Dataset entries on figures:
## BEGIN
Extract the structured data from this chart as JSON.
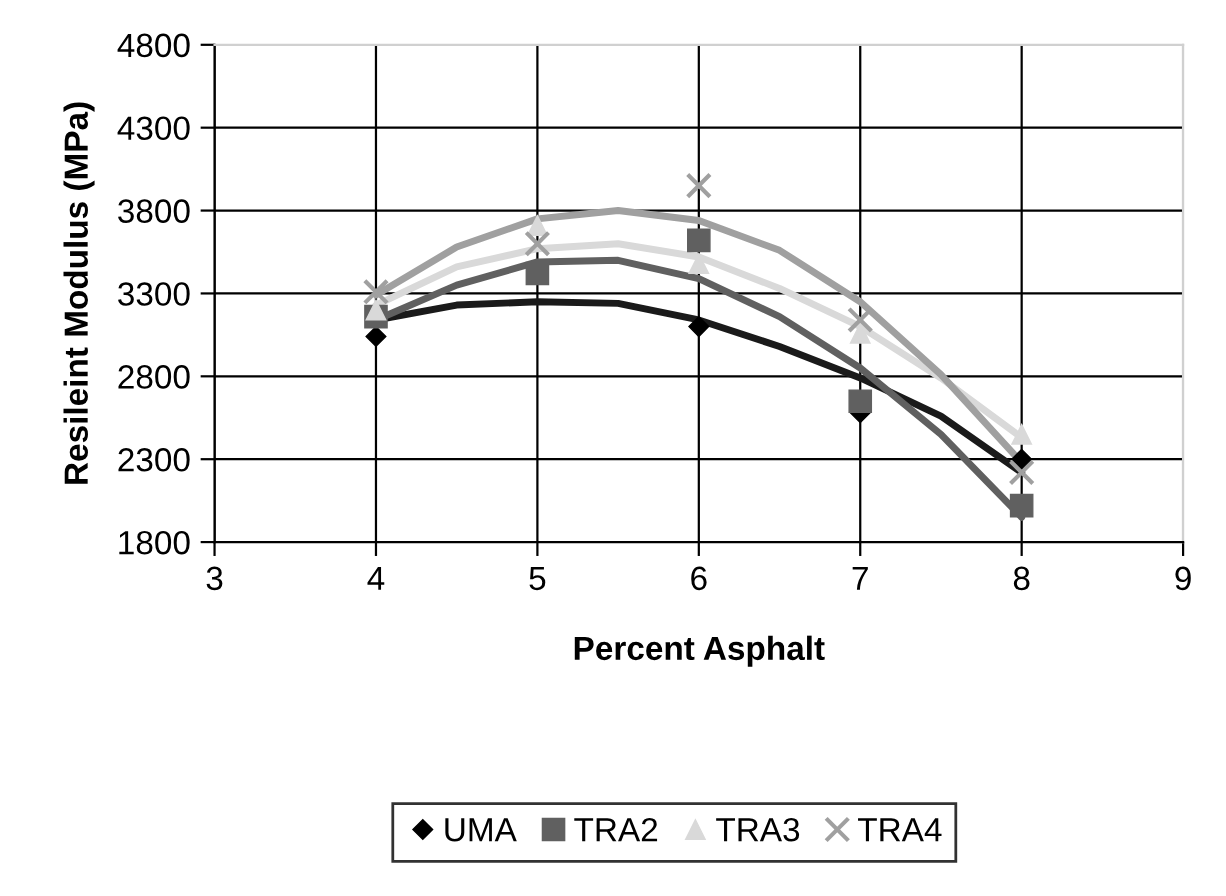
{
  "chart_data": {
    "type": "scatter",
    "xlabel": "Percent Asphalt",
    "ylabel": "Resileint Modulus (MPa)",
    "xlim": [
      3,
      9
    ],
    "xticks": [
      3,
      4,
      5,
      6,
      7,
      8,
      9
    ],
    "ylim": [
      1800,
      4800
    ],
    "yticks": [
      1800,
      2300,
      2800,
      3300,
      3800,
      4300,
      4800
    ],
    "grid": true,
    "legend": "bottom",
    "series": [
      {
        "name": "UMA",
        "marker": "diamond",
        "color": "#000000",
        "x": [
          4,
          5,
          6,
          7,
          8
        ],
        "values": [
          3040,
          null,
          3100,
          2580,
          2300
        ]
      },
      {
        "name": "TRA2",
        "marker": "square",
        "color": "#606060",
        "x": [
          4,
          5,
          6,
          7,
          8
        ],
        "values": [
          3160,
          3420,
          3620,
          2650,
          2020
        ]
      },
      {
        "name": "TRA3",
        "marker": "triangle",
        "color": "#d9d9d9",
        "x": [
          4,
          5,
          6,
          7,
          8
        ],
        "values": [
          3200,
          3710,
          3480,
          3060,
          2450
        ]
      },
      {
        "name": "TRA4",
        "marker": "cross",
        "color": "#a0a0a0",
        "x": [
          4,
          5,
          6,
          7,
          8
        ],
        "values": [
          3310,
          3600,
          3950,
          3140,
          2220
        ]
      },
      {
        "type": "line",
        "marker": "none",
        "color": "#1a1a1a",
        "x": [
          4,
          4.5,
          5,
          5.5,
          6,
          6.5,
          7,
          7.5,
          8
        ],
        "values": [
          3140,
          3230,
          3250,
          3240,
          3140,
          2980,
          2790,
          2560,
          2220
        ]
      },
      {
        "type": "line",
        "marker": "none",
        "color": "#606060",
        "x": [
          4,
          4.5,
          5,
          5.5,
          6,
          6.5,
          7,
          7.5,
          8
        ],
        "values": [
          3140,
          3350,
          3490,
          3500,
          3390,
          3160,
          2850,
          2450,
          1950
        ]
      },
      {
        "type": "line",
        "marker": "none",
        "color": "#d9d9d9",
        "x": [
          4,
          4.5,
          5,
          5.5,
          6,
          6.5,
          7,
          7.5,
          8
        ],
        "values": [
          3230,
          3460,
          3570,
          3600,
          3520,
          3330,
          3100,
          2790,
          2430
        ]
      },
      {
        "type": "line",
        "marker": "none",
        "color": "#a0a0a0",
        "x": [
          4,
          4.5,
          5,
          5.5,
          6,
          6.5,
          7,
          7.5,
          8
        ],
        "values": [
          3290,
          3580,
          3750,
          3800,
          3740,
          3560,
          3250,
          2810,
          2280
        ]
      }
    ]
  }
}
## END
• Task brief
Above are records to transcribe exactly; leave their pictures out.

• Exercise answer
Extract the structured data from this chart as JSON.
{
  "chart_data": {
    "type": "scatter",
    "xlabel": "Percent Asphalt",
    "ylabel": "Resileint Modulus (MPa)",
    "xlim": [
      3,
      9
    ],
    "xticks": [
      3,
      4,
      5,
      6,
      7,
      8,
      9
    ],
    "ylim": [
      1800,
      4800
    ],
    "yticks": [
      1800,
      2300,
      2800,
      3300,
      3800,
      4300,
      4800
    ],
    "grid": true,
    "legend": "bottom",
    "series": [
      {
        "name": "UMA",
        "marker": "diamond",
        "color": "#000000",
        "x": [
          4,
          5,
          6,
          7,
          8
        ],
        "values": [
          3040,
          null,
          3100,
          2580,
          2300
        ]
      },
      {
        "name": "TRA2",
        "marker": "square",
        "color": "#606060",
        "x": [
          4,
          5,
          6,
          7,
          8
        ],
        "values": [
          3160,
          3420,
          3620,
          2650,
          2020
        ]
      },
      {
        "name": "TRA3",
        "marker": "triangle",
        "color": "#d9d9d9",
        "x": [
          4,
          5,
          6,
          7,
          8
        ],
        "values": [
          3200,
          3710,
          3480,
          3060,
          2450
        ]
      },
      {
        "name": "TRA4",
        "marker": "cross",
        "color": "#a0a0a0",
        "x": [
          4,
          5,
          6,
          7,
          8
        ],
        "values": [
          3310,
          3600,
          3950,
          3140,
          2220
        ]
      },
      {
        "type": "line",
        "marker": "none",
        "color": "#1a1a1a",
        "x": [
          4,
          4.5,
          5,
          5.5,
          6,
          6.5,
          7,
          7.5,
          8
        ],
        "values": [
          3140,
          3230,
          3250,
          3240,
          3140,
          2980,
          2790,
          2560,
          2220
        ]
      },
      {
        "type": "line",
        "marker": "none",
        "color": "#606060",
        "x": [
          4,
          4.5,
          5,
          5.5,
          6,
          6.5,
          7,
          7.5,
          8
        ],
        "values": [
          3140,
          3350,
          3490,
          3500,
          3390,
          3160,
          2850,
          2450,
          1950
        ]
      },
      {
        "type": "line",
        "marker": "none",
        "color": "#d9d9d9",
        "x": [
          4,
          4.5,
          5,
          5.5,
          6,
          6.5,
          7,
          7.5,
          8
        ],
        "values": [
          3230,
          3460,
          3570,
          3600,
          3520,
          3330,
          3100,
          2790,
          2430
        ]
      },
      {
        "type": "line",
        "marker": "none",
        "color": "#a0a0a0",
        "x": [
          4,
          4.5,
          5,
          5.5,
          6,
          6.5,
          7,
          7.5,
          8
        ],
        "values": [
          3290,
          3580,
          3750,
          3800,
          3740,
          3560,
          3250,
          2810,
          2280
        ]
      }
    ]
  }
}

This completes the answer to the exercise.